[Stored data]
◇ ◇ ◇ ◇
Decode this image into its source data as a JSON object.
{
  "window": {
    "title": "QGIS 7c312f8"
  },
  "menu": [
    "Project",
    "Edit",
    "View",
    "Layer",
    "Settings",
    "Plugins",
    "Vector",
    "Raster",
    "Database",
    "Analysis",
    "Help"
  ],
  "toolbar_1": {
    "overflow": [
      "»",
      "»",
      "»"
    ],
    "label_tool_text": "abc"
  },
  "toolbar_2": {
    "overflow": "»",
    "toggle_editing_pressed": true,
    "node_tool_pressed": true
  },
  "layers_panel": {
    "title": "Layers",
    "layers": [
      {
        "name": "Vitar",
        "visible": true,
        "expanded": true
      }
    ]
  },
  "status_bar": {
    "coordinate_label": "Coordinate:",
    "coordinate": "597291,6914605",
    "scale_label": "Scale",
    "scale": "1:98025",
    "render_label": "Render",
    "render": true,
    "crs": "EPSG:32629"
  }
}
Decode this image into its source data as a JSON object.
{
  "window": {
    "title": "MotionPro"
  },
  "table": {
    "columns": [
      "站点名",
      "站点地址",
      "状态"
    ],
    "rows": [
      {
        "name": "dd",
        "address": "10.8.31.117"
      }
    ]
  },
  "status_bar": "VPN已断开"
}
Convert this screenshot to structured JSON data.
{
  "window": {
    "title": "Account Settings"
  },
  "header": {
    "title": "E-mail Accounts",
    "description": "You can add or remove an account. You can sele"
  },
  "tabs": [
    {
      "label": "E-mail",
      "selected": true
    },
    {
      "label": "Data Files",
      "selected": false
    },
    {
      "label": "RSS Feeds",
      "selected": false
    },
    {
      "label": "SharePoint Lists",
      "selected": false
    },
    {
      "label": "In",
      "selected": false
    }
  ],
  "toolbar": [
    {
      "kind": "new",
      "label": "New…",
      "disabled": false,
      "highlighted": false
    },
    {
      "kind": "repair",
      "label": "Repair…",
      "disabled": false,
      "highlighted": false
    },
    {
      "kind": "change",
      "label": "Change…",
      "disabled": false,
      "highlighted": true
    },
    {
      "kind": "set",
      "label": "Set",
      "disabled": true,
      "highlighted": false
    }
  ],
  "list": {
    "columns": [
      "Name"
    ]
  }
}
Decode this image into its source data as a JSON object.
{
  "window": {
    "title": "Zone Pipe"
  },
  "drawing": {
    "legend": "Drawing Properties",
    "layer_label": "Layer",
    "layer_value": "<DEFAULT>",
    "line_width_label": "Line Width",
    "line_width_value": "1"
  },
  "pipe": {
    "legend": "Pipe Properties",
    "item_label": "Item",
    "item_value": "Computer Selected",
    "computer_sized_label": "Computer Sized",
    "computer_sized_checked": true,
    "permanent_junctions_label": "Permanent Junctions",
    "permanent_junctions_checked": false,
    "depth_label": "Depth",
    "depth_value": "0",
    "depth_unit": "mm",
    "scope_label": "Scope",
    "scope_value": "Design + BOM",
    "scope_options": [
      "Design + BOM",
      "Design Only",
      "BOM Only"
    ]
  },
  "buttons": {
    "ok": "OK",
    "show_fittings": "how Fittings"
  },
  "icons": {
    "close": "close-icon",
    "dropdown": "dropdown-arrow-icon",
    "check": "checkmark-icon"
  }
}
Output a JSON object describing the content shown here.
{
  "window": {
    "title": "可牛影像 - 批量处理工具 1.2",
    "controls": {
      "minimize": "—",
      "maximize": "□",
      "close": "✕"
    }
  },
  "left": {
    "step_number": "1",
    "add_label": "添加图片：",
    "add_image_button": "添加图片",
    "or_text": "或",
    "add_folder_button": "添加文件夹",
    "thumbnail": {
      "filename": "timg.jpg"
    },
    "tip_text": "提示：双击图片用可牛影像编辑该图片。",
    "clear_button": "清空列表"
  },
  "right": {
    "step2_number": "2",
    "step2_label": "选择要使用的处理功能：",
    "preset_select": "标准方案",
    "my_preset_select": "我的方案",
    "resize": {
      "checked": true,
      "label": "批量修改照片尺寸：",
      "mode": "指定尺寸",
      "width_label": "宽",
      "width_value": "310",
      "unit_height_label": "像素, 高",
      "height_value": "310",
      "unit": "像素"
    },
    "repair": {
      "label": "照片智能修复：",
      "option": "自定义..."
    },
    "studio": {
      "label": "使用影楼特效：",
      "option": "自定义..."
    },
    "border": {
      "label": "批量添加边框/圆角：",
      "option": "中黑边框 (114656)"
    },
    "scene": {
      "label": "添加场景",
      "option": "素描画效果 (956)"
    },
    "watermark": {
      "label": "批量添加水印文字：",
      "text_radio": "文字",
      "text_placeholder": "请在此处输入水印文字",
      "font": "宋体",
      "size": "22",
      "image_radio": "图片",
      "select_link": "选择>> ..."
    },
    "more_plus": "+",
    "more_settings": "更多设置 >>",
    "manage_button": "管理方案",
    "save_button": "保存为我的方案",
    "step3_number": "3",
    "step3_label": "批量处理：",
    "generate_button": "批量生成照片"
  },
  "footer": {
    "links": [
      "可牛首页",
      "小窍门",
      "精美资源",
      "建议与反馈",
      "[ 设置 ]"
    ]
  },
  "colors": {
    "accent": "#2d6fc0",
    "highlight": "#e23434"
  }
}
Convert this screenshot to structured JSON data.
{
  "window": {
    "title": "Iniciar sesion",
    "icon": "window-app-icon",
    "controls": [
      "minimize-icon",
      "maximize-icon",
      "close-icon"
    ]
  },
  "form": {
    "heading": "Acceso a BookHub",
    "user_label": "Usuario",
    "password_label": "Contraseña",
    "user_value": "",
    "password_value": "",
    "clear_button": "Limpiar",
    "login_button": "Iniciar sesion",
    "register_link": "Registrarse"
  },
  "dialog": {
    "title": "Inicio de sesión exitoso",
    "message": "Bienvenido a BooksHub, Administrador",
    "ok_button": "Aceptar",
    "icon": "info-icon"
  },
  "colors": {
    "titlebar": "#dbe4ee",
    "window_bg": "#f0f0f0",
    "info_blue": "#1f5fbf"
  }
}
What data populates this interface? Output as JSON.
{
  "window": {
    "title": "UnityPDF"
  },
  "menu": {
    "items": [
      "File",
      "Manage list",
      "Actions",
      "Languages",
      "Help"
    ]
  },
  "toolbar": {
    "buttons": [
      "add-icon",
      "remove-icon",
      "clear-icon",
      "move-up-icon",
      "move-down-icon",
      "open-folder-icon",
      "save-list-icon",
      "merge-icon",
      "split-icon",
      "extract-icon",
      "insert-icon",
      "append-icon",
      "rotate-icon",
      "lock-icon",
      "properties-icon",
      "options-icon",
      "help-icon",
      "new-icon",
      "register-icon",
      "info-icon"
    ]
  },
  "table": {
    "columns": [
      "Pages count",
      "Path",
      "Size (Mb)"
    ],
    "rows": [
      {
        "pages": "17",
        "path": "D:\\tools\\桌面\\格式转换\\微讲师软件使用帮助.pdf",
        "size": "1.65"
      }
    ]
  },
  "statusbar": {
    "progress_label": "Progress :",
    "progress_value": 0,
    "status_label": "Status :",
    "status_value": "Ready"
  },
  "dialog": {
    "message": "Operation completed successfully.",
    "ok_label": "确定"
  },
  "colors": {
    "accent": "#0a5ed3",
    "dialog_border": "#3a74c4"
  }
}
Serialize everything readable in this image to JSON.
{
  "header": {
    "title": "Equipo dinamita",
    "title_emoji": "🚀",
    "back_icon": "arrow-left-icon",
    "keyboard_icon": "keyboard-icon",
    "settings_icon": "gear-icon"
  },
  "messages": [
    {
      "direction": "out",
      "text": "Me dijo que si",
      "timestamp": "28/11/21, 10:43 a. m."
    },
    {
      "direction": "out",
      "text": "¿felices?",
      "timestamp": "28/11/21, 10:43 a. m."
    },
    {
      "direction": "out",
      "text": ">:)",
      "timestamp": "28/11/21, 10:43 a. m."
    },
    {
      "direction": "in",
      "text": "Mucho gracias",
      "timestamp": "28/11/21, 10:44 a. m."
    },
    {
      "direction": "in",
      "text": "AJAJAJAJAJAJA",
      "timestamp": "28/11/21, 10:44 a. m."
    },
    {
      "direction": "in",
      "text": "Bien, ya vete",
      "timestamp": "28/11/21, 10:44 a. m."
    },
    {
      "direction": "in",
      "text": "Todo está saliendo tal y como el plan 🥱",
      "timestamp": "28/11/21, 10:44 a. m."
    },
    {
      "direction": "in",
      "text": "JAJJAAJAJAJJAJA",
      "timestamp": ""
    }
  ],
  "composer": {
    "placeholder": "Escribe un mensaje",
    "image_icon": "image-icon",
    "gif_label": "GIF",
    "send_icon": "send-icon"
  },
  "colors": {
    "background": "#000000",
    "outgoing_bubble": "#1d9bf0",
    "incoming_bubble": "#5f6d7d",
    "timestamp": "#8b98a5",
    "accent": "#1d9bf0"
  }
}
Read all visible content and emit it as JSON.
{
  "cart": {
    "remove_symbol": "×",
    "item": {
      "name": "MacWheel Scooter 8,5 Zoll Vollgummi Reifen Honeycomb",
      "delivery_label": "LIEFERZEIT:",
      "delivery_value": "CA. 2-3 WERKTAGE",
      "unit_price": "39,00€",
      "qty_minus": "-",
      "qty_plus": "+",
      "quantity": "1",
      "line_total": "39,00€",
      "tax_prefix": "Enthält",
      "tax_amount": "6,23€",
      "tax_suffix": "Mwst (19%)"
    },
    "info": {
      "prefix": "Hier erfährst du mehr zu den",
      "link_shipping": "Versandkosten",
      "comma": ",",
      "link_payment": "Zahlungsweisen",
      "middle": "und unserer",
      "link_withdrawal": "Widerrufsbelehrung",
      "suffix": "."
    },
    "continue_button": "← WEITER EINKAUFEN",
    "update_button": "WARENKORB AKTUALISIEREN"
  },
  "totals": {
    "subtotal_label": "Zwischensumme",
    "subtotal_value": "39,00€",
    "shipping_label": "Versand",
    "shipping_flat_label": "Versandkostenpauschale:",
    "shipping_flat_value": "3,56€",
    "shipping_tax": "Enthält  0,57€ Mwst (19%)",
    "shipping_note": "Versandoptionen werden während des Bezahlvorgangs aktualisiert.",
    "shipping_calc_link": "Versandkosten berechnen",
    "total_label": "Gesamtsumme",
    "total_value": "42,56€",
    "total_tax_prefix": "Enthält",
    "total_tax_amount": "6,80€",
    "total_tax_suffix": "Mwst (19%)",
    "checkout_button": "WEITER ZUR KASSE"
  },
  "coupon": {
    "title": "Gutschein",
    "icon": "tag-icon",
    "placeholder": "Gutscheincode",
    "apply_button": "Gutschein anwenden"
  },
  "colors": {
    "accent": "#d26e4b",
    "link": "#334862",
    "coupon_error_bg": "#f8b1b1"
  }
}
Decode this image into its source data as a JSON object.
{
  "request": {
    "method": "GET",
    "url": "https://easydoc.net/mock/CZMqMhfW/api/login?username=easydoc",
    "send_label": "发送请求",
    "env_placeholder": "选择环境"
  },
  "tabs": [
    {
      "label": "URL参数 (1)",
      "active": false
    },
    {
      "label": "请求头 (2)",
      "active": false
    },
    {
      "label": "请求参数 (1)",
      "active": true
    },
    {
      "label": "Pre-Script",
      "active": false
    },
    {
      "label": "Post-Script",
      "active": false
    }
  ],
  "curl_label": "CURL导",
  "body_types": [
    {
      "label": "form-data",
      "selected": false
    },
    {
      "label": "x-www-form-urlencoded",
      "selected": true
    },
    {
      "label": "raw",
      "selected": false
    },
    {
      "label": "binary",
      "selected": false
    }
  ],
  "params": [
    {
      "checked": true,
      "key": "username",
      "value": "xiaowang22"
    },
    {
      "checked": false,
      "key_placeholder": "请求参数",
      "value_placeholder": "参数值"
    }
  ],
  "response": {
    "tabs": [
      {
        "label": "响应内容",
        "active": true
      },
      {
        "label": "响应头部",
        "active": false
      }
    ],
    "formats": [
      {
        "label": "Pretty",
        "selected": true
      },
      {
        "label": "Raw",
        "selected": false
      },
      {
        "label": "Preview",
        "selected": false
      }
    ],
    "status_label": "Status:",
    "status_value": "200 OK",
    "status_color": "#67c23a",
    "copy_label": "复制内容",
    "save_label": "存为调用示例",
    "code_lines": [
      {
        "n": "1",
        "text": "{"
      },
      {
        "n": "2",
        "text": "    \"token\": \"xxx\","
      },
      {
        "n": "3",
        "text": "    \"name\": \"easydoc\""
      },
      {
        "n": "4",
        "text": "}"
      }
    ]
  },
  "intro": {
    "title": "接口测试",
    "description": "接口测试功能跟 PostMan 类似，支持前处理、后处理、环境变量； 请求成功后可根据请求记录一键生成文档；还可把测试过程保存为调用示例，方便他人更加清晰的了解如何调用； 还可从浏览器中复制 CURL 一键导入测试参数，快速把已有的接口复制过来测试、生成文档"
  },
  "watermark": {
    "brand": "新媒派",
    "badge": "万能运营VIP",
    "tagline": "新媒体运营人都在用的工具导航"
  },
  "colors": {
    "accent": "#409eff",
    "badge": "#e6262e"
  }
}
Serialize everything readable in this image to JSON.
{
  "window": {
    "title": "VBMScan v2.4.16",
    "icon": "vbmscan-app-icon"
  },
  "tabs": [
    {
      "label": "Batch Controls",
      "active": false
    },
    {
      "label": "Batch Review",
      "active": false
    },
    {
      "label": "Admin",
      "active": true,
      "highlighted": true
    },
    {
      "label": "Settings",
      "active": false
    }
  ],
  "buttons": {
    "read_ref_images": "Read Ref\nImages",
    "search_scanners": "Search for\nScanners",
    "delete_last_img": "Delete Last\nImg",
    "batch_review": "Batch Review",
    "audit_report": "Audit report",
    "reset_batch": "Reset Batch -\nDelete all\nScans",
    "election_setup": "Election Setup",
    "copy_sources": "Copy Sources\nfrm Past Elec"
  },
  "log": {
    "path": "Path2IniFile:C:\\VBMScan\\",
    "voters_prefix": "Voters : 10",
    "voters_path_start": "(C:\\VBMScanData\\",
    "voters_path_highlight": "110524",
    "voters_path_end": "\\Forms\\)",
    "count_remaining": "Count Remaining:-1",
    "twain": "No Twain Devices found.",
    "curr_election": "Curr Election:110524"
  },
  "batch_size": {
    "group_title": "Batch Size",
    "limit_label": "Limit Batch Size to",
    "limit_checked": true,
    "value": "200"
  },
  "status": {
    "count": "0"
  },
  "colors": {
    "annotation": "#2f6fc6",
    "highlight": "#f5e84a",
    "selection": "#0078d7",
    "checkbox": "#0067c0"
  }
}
◇ ◇ ◇ ◇
■ **Required work**
Isolate each line of the listing above that includes "username". Copy it.

■ **Answer to the problem**
    "url": "https://easydoc.net/mock/CZMqMhfW/api/login?username=easydoc",
      "key": "username",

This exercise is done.